### Exercise brief
In the listing below, locate the lines that hold "JSON" and copy them.

### Data listing
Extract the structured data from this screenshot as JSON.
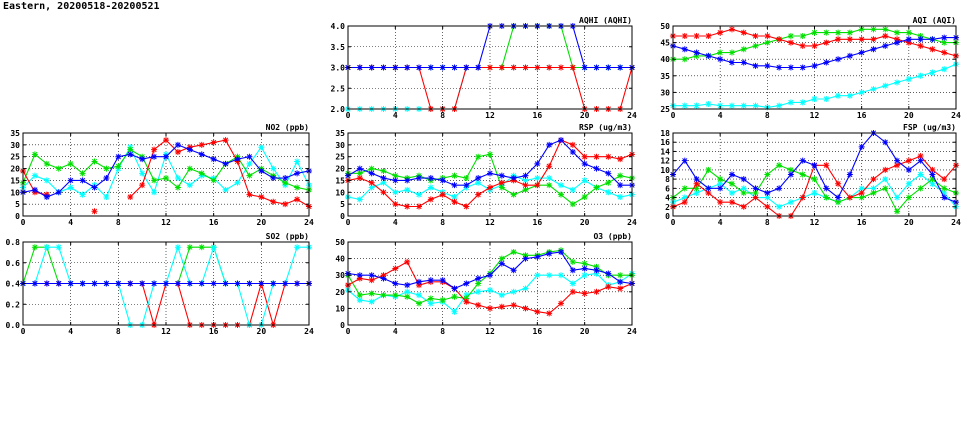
{
  "page_title": "Eastern, 20200518-20200521",
  "colors": {
    "red": "#ff0000",
    "green": "#00e000",
    "blue": "#0000ff",
    "cyan": "#00ffff"
  },
  "chart_data": [
    {
      "id": "aqhi",
      "type": "line",
      "title": "AQHI (AQHI)",
      "xlim": [
        0,
        24
      ],
      "ylim": [
        2.0,
        4.0
      ],
      "xticks": [
        0,
        4,
        8,
        12,
        16,
        20,
        24
      ],
      "yticks": [
        "2.0",
        "2.5",
        "3.0",
        "3.5",
        "4.0"
      ],
      "grid": true,
      "series": [
        {
          "color": "cyan",
          "values": [
            2,
            2,
            2,
            2,
            2,
            2,
            2,
            2,
            2,
            2,
            3,
            3,
            3,
            3,
            3,
            3,
            3,
            3,
            3,
            3,
            3,
            3,
            3,
            3,
            3
          ]
        },
        {
          "color": "green",
          "values": [
            3,
            3,
            3,
            3,
            3,
            3,
            3,
            3,
            3,
            3,
            3,
            3,
            3,
            3,
            4,
            4,
            4,
            4,
            4,
            3,
            3,
            3,
            3,
            3,
            3
          ]
        },
        {
          "color": "red",
          "values": [
            3,
            3,
            3,
            3,
            3,
            3,
            3,
            2,
            2,
            2,
            3,
            3,
            3,
            3,
            3,
            3,
            3,
            3,
            3,
            3,
            2,
            2,
            2,
            2,
            3
          ]
        },
        {
          "color": "blue",
          "values": [
            3,
            3,
            3,
            3,
            3,
            3,
            3,
            3,
            3,
            3,
            3,
            3,
            4,
            4,
            4,
            4,
            4,
            4,
            4,
            4,
            3,
            3,
            3,
            3,
            3
          ]
        }
      ]
    },
    {
      "id": "aqi",
      "type": "line",
      "title": "AQI (AQI)",
      "xlim": [
        0,
        24
      ],
      "ylim": [
        25,
        50
      ],
      "xticks": [
        0,
        4,
        8,
        12,
        16,
        20,
        24
      ],
      "yticks": [
        "25",
        "30",
        "35",
        "40",
        "45",
        "50"
      ],
      "grid": true,
      "series": [
        {
          "color": "cyan",
          "values": [
            26,
            26,
            26,
            26.5,
            26,
            26,
            26,
            26,
            25.5,
            26,
            27,
            27,
            28,
            28,
            29,
            29,
            30,
            31,
            32,
            33,
            34,
            35,
            36,
            37,
            38.5
          ]
        },
        {
          "color": "green",
          "values": [
            40,
            40,
            41,
            41,
            42,
            42,
            43,
            44,
            45,
            46,
            47,
            47,
            48,
            48,
            48,
            48,
            49,
            49,
            49,
            48,
            48,
            47,
            46,
            45,
            45
          ]
        },
        {
          "color": "red",
          "values": [
            47,
            47,
            47,
            47,
            48,
            49,
            48,
            47,
            47,
            46,
            45,
            44,
            44,
            45,
            46,
            46,
            46,
            46,
            47,
            46,
            45,
            44,
            43,
            42,
            41
          ]
        },
        {
          "color": "blue",
          "values": [
            44,
            43,
            42,
            41,
            40,
            39,
            39,
            38,
            38,
            37.5,
            37.5,
            37.5,
            38,
            39,
            40,
            41,
            42,
            43,
            44,
            45,
            46,
            46,
            46,
            46.5,
            46.5
          ]
        }
      ]
    },
    {
      "id": "no2",
      "type": "line",
      "title": "NO2 (ppb)",
      "xlim": [
        0,
        24
      ],
      "ylim": [
        0,
        35
      ],
      "xticks": [
        0,
        4,
        8,
        12,
        16,
        20,
        24
      ],
      "yticks": [
        "0",
        "5",
        "10",
        "15",
        "20",
        "25",
        "30",
        "35"
      ],
      "grid": true,
      "series": [
        {
          "color": "cyan",
          "values": [
            12,
            17,
            15,
            10,
            12,
            9,
            13,
            8,
            20,
            29,
            18,
            10,
            26,
            16,
            13,
            17,
            16,
            11,
            14,
            22,
            29,
            20,
            13,
            23,
            13
          ]
        },
        {
          "color": "green",
          "values": [
            14,
            26,
            22,
            20,
            22,
            18,
            23,
            20,
            21,
            28,
            25,
            15,
            16,
            12,
            20,
            18,
            15,
            22,
            25,
            17,
            20,
            17,
            14,
            12,
            11
          ]
        },
        {
          "color": "red",
          "values": [
            19,
            10,
            9,
            null,
            null,
            null,
            2,
            null,
            null,
            8,
            13,
            28,
            32,
            27,
            29,
            30,
            31,
            32,
            23,
            9,
            8,
            6,
            5,
            7,
            4
          ]
        },
        {
          "color": "blue",
          "values": [
            10,
            11,
            8,
            10,
            15,
            15,
            12,
            16,
            25,
            26,
            24,
            25,
            25,
            30,
            28,
            26,
            24,
            22,
            24,
            25,
            19,
            16,
            16,
            18,
            19
          ]
        }
      ]
    },
    {
      "id": "rsp",
      "type": "line",
      "title": "RSP (ug/m3)",
      "xlim": [
        0,
        24
      ],
      "ylim": [
        0,
        35
      ],
      "xticks": [
        0,
        4,
        8,
        12,
        16,
        20,
        24
      ],
      "yticks": [
        "0",
        "5",
        "10",
        "15",
        "20",
        "25",
        "30",
        "35"
      ],
      "grid": true,
      "series": [
        {
          "color": "cyan",
          "values": [
            8,
            7,
            12,
            14,
            10,
            11,
            9,
            12,
            10,
            8,
            12,
            14,
            11,
            13,
            17,
            15,
            16,
            16,
            13,
            11,
            15,
            12,
            10,
            8,
            9
          ]
        },
        {
          "color": "green",
          "values": [
            18,
            18,
            20,
            19,
            17,
            16,
            17,
            15,
            16,
            17,
            16,
            25,
            26,
            12,
            9,
            11,
            13,
            13,
            9,
            5,
            8,
            12,
            14,
            17,
            16
          ]
        },
        {
          "color": "red",
          "values": [
            15,
            16,
            14,
            10,
            5,
            4,
            4,
            7,
            9,
            6,
            4,
            9,
            12,
            14,
            15,
            13,
            13,
            21,
            32,
            30,
            25,
            25,
            25,
            24,
            26
          ]
        },
        {
          "color": "blue",
          "values": [
            17,
            20,
            18,
            16,
            15,
            15,
            16,
            16,
            15,
            13,
            13,
            16,
            18,
            17,
            16,
            17,
            22,
            30,
            32,
            27,
            22,
            20,
            18,
            13,
            13
          ]
        }
      ]
    },
    {
      "id": "fsp",
      "type": "line",
      "title": "FSP (ug/m3)",
      "xlim": [
        0,
        24
      ],
      "ylim": [
        0,
        18
      ],
      "xticks": [
        0,
        4,
        8,
        12,
        16,
        20,
        24
      ],
      "yticks": [
        "0",
        "2",
        "4",
        "6",
        "8",
        "10",
        "12",
        "14",
        "16",
        "18"
      ],
      "grid": true,
      "series": [
        {
          "color": "cyan",
          "values": [
            3,
            4,
            5,
            6,
            7,
            5,
            6,
            4,
            4,
            2,
            3,
            4,
            5,
            4,
            3,
            4,
            6,
            6,
            8,
            4,
            7,
            9,
            7,
            5,
            2
          ]
        },
        {
          "color": "green",
          "values": [
            4,
            6,
            6,
            10,
            8,
            7,
            5,
            5,
            9,
            11,
            10,
            9,
            8,
            4,
            3,
            4,
            4,
            5,
            6,
            1,
            4,
            6,
            8,
            6,
            5
          ]
        },
        {
          "color": "red",
          "values": [
            2,
            3,
            7,
            5,
            3,
            3,
            2,
            4,
            2,
            0,
            0,
            4,
            11,
            11,
            7,
            4,
            5,
            8,
            10,
            11,
            12,
            13,
            10,
            8,
            11
          ]
        },
        {
          "color": "blue",
          "values": [
            9,
            12,
            8,
            6,
            6,
            9,
            8,
            6,
            5,
            6,
            9,
            12,
            11,
            6,
            4,
            9,
            15,
            18,
            16,
            12,
            10,
            12,
            9,
            4,
            3
          ]
        }
      ]
    },
    {
      "id": "so2",
      "type": "line",
      "title": "SO2 (ppb)",
      "xlim": [
        0,
        24
      ],
      "ylim": [
        0.0,
        0.8
      ],
      "xticks": [
        0,
        4,
        8,
        12,
        16,
        20,
        24
      ],
      "yticks": [
        "0.0",
        "0.2",
        "0.4",
        "0.6",
        "0.8"
      ],
      "grid": true,
      "series": [
        {
          "color": "green",
          "values": [
            0.4,
            0.75,
            0.75,
            0.4,
            0.4,
            0.4,
            0.4,
            0.4,
            0.4,
            0.4,
            0.4,
            0.4,
            0.4,
            0.4,
            0.75,
            0.75,
            0.75,
            0.4,
            0.4,
            0.4,
            0.4,
            0.4,
            0.4,
            0.4,
            0.4
          ]
        },
        {
          "color": "red",
          "values": [
            0.4,
            0.4,
            0.4,
            0.4,
            0.4,
            0.4,
            0.4,
            0.4,
            0.4,
            0.4,
            0.4,
            0.0,
            0.4,
            0.4,
            0.0,
            0.0,
            0.0,
            0.0,
            0.0,
            0.0,
            0.4,
            0.0,
            0.4,
            0.4,
            0.4
          ]
        },
        {
          "color": "cyan",
          "values": [
            0.4,
            0.4,
            0.75,
            0.75,
            0.4,
            0.4,
            0.4,
            0.4,
            0.4,
            0.0,
            0.0,
            0.4,
            0.4,
            0.75,
            0.4,
            0.4,
            0.75,
            0.4,
            0.4,
            0.0,
            0.0,
            0.4,
            0.4,
            0.75,
            0.75
          ]
        },
        {
          "color": "blue",
          "values": [
            0.4,
            0.4,
            0.4,
            0.4,
            0.4,
            0.4,
            0.4,
            0.4,
            0.4,
            0.4,
            0.4,
            0.4,
            0.4,
            0.4,
            0.4,
            0.4,
            0.4,
            0.4,
            0.4,
            0.4,
            0.4,
            0.4,
            0.4,
            0.4,
            0.4
          ]
        }
      ]
    },
    {
      "id": "o3",
      "type": "line",
      "title": "O3 (ppb)",
      "xlim": [
        0,
        24
      ],
      "ylim": [
        0,
        50
      ],
      "xticks": [
        0,
        4,
        8,
        12,
        16,
        20,
        24
      ],
      "yticks": [
        "0",
        "10",
        "20",
        "30",
        "40",
        "50"
      ],
      "grid": true,
      "series": [
        {
          "color": "cyan",
          "values": [
            21,
            15,
            14,
            18,
            17,
            20,
            18,
            13,
            14,
            8,
            18,
            20,
            21,
            18,
            20,
            22,
            30,
            30,
            30,
            25,
            30,
            31,
            24,
            26,
            31
          ]
        },
        {
          "color": "green",
          "values": [
            30,
            18,
            19,
            18,
            18,
            17,
            13,
            16,
            15,
            17,
            16,
            25,
            31,
            40,
            44,
            42,
            42,
            44,
            45,
            38,
            37,
            35,
            30,
            30,
            30
          ]
        },
        {
          "color": "red",
          "values": [
            24,
            28,
            27,
            30,
            34,
            38,
            24,
            26,
            26,
            22,
            14,
            12,
            10,
            11,
            12,
            10,
            8,
            7,
            13,
            20,
            19,
            20,
            23,
            22,
            25
          ]
        },
        {
          "color": "blue",
          "values": [
            31,
            30,
            30,
            28,
            25,
            24,
            26,
            27,
            27,
            22,
            25,
            28,
            30,
            37,
            33,
            40,
            41,
            43,
            44,
            33,
            34,
            33,
            31,
            26,
            25
          ]
        }
      ]
    }
  ]
}
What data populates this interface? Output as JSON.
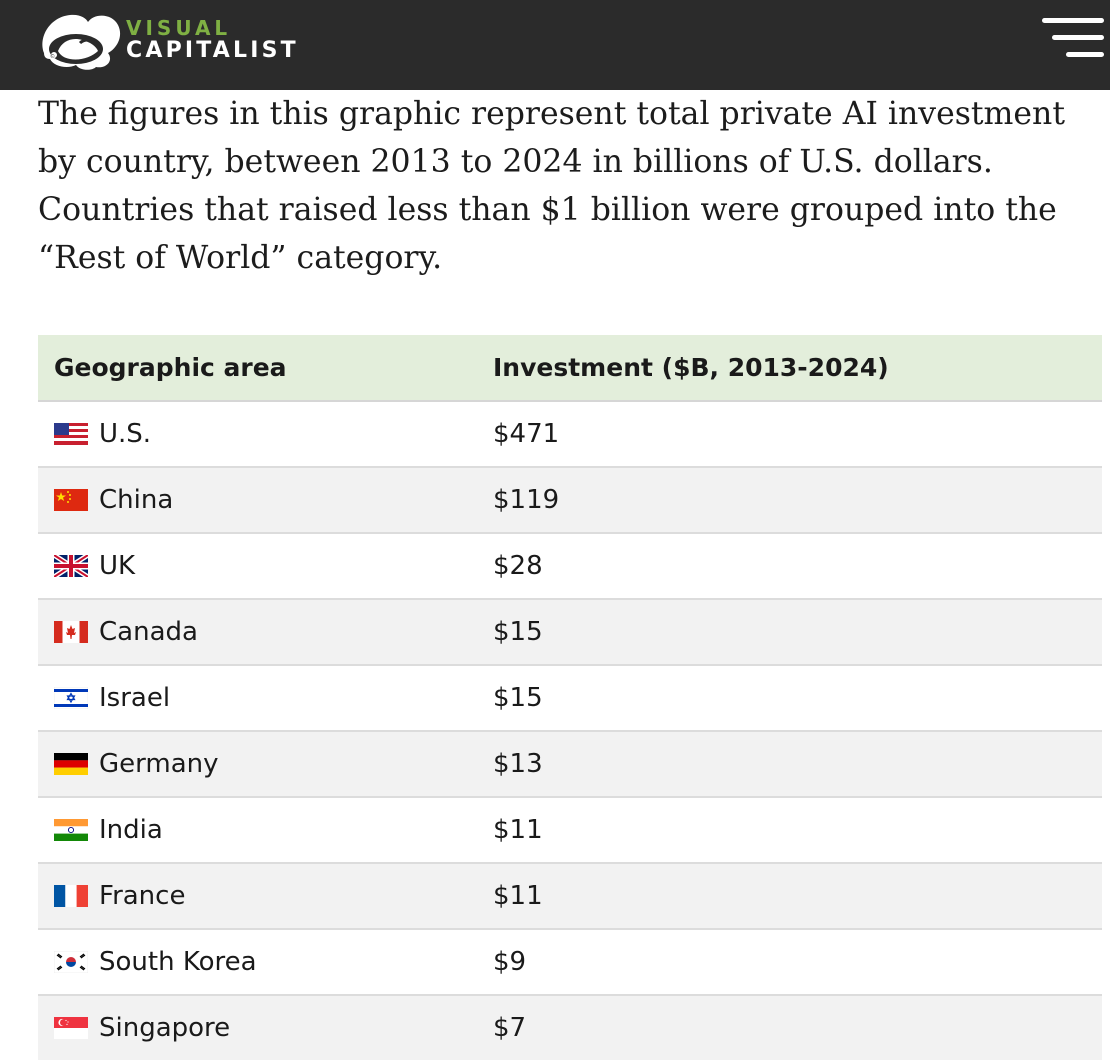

### Exercise result
Extract the structured data from this screenshot as JSON.
What data populates this interface? Output as JSON.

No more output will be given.